Identify all lines below that hold "name" and collect them.

>> Start Source data

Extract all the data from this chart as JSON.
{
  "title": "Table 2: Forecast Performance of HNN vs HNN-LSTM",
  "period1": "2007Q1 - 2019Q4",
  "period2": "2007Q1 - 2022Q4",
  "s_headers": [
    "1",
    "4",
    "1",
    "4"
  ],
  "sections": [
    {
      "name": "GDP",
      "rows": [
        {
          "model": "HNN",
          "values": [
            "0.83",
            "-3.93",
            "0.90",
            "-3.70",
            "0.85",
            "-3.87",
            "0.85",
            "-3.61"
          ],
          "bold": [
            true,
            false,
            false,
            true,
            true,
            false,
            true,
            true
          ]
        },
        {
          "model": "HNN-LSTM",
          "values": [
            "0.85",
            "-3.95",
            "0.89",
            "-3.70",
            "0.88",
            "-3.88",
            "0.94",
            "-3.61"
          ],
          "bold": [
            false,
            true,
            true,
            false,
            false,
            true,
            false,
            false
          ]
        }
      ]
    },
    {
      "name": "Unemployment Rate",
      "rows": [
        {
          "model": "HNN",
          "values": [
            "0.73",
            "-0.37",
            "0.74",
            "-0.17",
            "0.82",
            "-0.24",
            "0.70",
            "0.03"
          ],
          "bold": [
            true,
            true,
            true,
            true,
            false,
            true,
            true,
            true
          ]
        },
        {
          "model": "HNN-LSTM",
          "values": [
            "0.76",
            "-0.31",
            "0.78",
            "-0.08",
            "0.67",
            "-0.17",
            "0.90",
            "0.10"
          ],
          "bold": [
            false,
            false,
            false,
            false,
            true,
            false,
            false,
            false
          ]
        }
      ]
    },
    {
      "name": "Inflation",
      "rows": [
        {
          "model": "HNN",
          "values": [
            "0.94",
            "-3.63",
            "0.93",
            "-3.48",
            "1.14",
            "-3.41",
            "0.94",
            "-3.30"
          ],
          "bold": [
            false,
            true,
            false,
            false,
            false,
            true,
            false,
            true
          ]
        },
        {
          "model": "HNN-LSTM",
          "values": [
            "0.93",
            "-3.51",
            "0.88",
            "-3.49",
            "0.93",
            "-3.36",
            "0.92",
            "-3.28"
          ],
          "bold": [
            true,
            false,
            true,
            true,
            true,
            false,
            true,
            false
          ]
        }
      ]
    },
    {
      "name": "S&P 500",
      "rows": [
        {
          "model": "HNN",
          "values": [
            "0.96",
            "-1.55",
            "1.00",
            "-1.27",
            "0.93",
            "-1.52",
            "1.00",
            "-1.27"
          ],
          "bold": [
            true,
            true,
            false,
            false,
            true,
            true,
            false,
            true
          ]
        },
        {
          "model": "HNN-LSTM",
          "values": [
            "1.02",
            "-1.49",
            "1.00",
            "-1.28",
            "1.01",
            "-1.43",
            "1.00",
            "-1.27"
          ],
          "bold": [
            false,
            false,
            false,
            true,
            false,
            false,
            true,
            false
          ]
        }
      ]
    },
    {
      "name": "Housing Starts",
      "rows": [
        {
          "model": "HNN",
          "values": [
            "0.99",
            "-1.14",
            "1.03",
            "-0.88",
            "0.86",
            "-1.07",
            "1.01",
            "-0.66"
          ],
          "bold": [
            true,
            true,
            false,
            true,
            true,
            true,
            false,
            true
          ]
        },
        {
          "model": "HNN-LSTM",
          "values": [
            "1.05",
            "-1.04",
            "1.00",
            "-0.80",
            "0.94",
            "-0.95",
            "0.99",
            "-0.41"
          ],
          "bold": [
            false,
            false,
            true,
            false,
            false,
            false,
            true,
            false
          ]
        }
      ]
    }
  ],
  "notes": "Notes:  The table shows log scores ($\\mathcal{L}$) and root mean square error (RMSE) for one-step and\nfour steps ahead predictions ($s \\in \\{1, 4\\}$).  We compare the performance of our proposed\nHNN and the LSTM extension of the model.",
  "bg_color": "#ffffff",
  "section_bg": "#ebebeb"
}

>> End Source data

Solved problem =
      "name": "GDP",
      "name": "Unemployment Rate",
      "name": "Inflation",
      "name": "S&P 500",
      "name": "Housing Starts",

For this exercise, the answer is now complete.